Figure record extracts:
______

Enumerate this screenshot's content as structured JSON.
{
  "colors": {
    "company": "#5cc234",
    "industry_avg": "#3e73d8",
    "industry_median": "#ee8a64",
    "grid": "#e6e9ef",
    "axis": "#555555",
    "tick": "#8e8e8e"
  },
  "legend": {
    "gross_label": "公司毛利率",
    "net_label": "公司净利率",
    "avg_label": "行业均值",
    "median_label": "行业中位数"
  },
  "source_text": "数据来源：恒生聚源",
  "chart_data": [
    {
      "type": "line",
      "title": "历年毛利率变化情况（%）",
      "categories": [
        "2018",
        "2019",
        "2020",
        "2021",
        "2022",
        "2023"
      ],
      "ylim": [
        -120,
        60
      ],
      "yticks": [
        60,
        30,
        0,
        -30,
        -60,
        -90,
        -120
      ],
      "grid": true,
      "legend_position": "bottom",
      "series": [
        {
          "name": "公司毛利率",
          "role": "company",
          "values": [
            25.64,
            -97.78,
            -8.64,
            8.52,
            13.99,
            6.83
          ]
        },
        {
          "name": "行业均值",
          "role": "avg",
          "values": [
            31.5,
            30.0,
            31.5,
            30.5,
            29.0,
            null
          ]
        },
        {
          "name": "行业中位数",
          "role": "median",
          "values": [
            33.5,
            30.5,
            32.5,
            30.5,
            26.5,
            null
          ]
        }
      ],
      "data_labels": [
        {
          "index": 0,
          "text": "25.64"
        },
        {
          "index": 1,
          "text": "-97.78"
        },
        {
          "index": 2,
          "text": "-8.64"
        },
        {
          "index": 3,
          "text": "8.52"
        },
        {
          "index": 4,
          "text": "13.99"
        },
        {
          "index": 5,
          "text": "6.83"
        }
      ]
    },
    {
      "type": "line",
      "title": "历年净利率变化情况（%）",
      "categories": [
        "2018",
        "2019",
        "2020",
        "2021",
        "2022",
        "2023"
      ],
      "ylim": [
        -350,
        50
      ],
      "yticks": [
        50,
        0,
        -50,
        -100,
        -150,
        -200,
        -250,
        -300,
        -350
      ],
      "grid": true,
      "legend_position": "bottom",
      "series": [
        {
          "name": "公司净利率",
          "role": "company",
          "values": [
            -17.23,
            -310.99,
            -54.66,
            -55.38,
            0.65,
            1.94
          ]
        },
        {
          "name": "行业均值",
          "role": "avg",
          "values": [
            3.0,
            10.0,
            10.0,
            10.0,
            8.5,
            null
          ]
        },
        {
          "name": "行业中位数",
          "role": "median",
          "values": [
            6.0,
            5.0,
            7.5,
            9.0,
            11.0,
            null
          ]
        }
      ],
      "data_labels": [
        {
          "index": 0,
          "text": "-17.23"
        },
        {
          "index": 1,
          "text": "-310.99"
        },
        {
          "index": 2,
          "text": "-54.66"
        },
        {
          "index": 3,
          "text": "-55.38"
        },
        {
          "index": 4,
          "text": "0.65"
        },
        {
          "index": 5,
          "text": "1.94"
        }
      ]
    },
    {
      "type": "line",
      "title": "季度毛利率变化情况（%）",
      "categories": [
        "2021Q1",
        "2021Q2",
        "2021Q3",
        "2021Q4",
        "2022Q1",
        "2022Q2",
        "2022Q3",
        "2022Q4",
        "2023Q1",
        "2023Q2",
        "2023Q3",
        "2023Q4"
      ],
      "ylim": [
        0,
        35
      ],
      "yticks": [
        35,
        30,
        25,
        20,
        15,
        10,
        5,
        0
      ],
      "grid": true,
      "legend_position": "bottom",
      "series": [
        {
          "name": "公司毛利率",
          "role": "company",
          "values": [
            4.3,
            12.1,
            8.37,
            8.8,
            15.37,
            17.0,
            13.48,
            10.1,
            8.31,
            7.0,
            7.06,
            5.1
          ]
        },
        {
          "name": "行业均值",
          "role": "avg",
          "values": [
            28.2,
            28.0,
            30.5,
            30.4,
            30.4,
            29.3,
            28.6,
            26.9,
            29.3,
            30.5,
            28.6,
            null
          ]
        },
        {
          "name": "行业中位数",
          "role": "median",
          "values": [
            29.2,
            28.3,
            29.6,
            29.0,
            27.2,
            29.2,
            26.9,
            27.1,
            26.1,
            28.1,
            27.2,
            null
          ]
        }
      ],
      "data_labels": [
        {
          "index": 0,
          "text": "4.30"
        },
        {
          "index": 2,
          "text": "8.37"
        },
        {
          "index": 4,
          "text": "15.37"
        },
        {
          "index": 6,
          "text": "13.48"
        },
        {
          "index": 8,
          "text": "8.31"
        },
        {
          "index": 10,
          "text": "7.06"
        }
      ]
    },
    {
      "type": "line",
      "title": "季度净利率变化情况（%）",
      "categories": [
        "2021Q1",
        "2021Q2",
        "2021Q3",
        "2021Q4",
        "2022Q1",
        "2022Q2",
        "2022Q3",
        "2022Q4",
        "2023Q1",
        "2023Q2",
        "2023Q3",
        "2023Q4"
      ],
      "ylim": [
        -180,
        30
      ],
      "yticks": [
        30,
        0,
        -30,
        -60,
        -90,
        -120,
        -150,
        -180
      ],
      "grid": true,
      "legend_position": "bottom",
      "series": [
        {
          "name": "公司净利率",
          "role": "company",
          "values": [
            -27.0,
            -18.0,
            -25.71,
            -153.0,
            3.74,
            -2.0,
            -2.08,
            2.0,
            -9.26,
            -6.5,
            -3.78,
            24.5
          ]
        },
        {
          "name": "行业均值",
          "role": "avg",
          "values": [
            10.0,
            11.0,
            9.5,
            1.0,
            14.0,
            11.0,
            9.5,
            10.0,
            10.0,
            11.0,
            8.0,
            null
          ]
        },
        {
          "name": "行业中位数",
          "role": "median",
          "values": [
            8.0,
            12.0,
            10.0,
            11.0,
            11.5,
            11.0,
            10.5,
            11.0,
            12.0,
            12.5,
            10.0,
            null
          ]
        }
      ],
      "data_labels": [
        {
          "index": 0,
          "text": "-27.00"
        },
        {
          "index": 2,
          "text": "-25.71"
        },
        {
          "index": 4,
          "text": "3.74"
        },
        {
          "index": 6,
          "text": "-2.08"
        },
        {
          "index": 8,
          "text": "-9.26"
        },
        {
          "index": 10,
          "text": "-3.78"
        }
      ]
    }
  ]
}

______

■ WHAT THIS TASK INVOLVES
Copy every line of the material, please, keeping it exactly the same.

■ WORKED SOLUTION
Enumerate this screenshot's content as structured JSON.
{
  "colors": {
    "company": "#5cc234",
    "industry_avg": "#3e73d8",
    "industry_median": "#ee8a64",
    "grid": "#e6e9ef",
    "axis": "#555555",
    "tick": "#8e8e8e"
  },
  "legend": {
    "gross_label": "公司毛利率",
    "net_label": "公司净利率",
    "avg_label": "行业均值",
    "median_label": "行业中位数"
  },
  "source_text": "数据来源：恒生聚源",
  "chart_data": [
    {
      "type": "line",
      "title": "历年毛利率变化情况（%）",
      "categories": [
        "2018",
        "2019",
        "2020",
        "2021",
        "2022",
        "2023"
      ],
      "ylim": [
        -120,
        60
      ],
      "yticks": [
        60,
        30,
        0,
        -30,
        -60,
        -90,
        -120
      ],
      "grid": true,
      "legend_position": "bottom",
      "series": [
        {
          "name": "公司毛利率",
          "role": "company",
          "values": [
            25.64,
            -97.78,
            -8.64,
            8.52,
            13.99,
            6.83
          ]
        },
        {
          "name": "行业均值",
          "role": "avg",
          "values": [
            31.5,
            30.0,
            31.5,
            30.5,
            29.0,
            null
          ]
        },
        {
          "name": "行业中位数",
          "role": "median",
          "values": [
            33.5,
            30.5,
            32.5,
            30.5,
            26.5,
            null
          ]
        }
      ],
      "data_labels": [
        {
          "index": 0,
          "text": "25.64"
        },
        {
          "index": 1,
          "text": "-97.78"
        },
        {
          "index": 2,
          "text": "-8.64"
        },
        {
          "index": 3,
          "text": "8.52"
        },
        {
          "index": 4,
          "text": "13.99"
        },
        {
          "index": 5,
          "text": "6.83"
        }
      ]
    },
    {
      "type": "line",
      "title": "历年净利率变化情况（%）",
      "categories": [
        "2018",
        "2019",
        "2020",
        "2021",
        "2022",
        "2023"
      ],
      "ylim": [
        -350,
        50
      ],
      "yticks": [
        50,
        0,
        -50,
        -100,
        -150,
        -200,
        -250,
        -300,
        -350
      ],
      "grid": true,
      "legend_position": "bottom",
      "series": [
        {
          "name": "公司净利率",
          "role": "company",
          "values": [
            -17.23,
            -310.99,
            -54.66,
            -55.38,
            0.65,
            1.94
          ]
        },
        {
          "name": "行业均值",
          "role": "avg",
          "values": [
            3.0,
            10.0,
            10.0,
            10.0,
            8.5,
            null
          ]
        },
        {
          "name": "行业中位数",
          "role": "median",
          "values": [
            6.0,
            5.0,
            7.5,
            9.0,
            11.0,
            null
          ]
        }
      ],
      "data_labels": [
        {
          "index": 0,
          "text": "-17.23"
        },
        {
          "index": 1,
          "text": "-310.99"
        },
        {
          "index": 2,
          "text": "-54.66"
        },
        {
          "index": 3,
          "text": "-55.38"
        },
        {
          "index": 4,
          "text": "0.65"
        },
        {
          "index": 5,
          "text": "1.94"
        }
      ]
    },
    {
      "type": "line",
      "title": "季度毛利率变化情况（%）",
      "categories": [
        "2021Q1",
        "2021Q2",
        "2021Q3",
        "2021Q4",
        "2022Q1",
        "2022Q2",
        "2022Q3",
        "2022Q4",
        "2023Q1",
        "2023Q2",
        "2023Q3",
        "2023Q4"
      ],
      "ylim": [
        0,
        35
      ],
      "yticks": [
        35,
        30,
        25,
        20,
        15,
        10,
        5,
        0
      ],
      "grid": true,
      "legend_position": "bottom",
      "series": [
        {
          "name": "公司毛利率",
          "role": "company",
          "values": [
            4.3,
            12.1,
            8.37,
            8.8,
            15.37,
            17.0,
            13.48,
            10.1,
            8.31,
            7.0,
            7.06,
            5.1
          ]
        },
        {
          "name": "行业均值",
          "role": "avg",
          "values": [
            28.2,
            28.0,
            30.5,
            30.4,
            30.4,
            29.3,
            28.6,
            26.9,
            29.3,
            30.5,
            28.6,
            null
          ]
        },
        {
          "name": "行业中位数",
          "role": "median",
          "values": [
            29.2,
            28.3,
            29.6,
            29.0,
            27.2,
            29.2,
            26.9,
            27.1,
            26.1,
            28.1,
            27.2,
            null
          ]
        }
      ],
      "data_labels": [
        {
          "index": 0,
          "text": "4.30"
        },
        {
          "index": 2,
          "text": "8.37"
        },
        {
          "index": 4,
          "text": "15.37"
        },
        {
          "index": 6,
          "text": "13.48"
        },
        {
          "index": 8,
          "text": "8.31"
        },
        {
          "index": 10,
          "text": "7.06"
        }
      ]
    },
    {
      "type": "line",
      "title": "季度净利率变化情况（%）",
      "categories": [
        "2021Q1",
        "2021Q2",
        "2021Q3",
        "2021Q4",
        "2022Q1",
        "2022Q2",
        "2022Q3",
        "2022Q4",
        "2023Q1",
        "2023Q2",
        "2023Q3",
        "2023Q4"
      ],
      "ylim": [
        -180,
        30
      ],
      "yticks": [
        30,
        0,
        -30,
        -60,
        -90,
        -120,
        -150,
        -180
      ],
      "grid": true,
      "legend_position": "bottom",
      "series": [
        {
          "name": "公司净利率",
          "role": "company",
          "values": [
            -27.0,
            -18.0,
            -25.71,
            -153.0,
            3.74,
            -2.0,
            -2.08,
            2.0,
            -9.26,
            -6.5,
            -3.78,
            24.5
          ]
        },
        {
          "name": "行业均值",
          "role": "avg",
          "values": [
            10.0,
            11.0,
            9.5,
            1.0,
            14.0,
            11.0,
            9.5,
            10.0,
            10.0,
            11.0,
            8.0,
            null
          ]
        },
        {
          "name": "行业中位数",
          "role": "median",
          "values": [
            8.0,
            12.0,
            10.0,
            11.0,
            11.5,
            11.0,
            10.5,
            11.0,
            12.0,
            12.5,
            10.0,
            null
          ]
        }
      ],
      "data_labels": [
        {
          "index": 0,
          "text": "-27.00"
        },
        {
          "index": 2,
          "text": "-25.71"
        },
        {
          "index": 4,
          "text": "3.74"
        },
        {
          "index": 6,
          "text": "-2.08"
        },
        {
          "index": 8,
          "text": "-9.26"
        },
        {
          "index": 10,
          "text": "-3.78"
        }
      ]
    }
  ]
}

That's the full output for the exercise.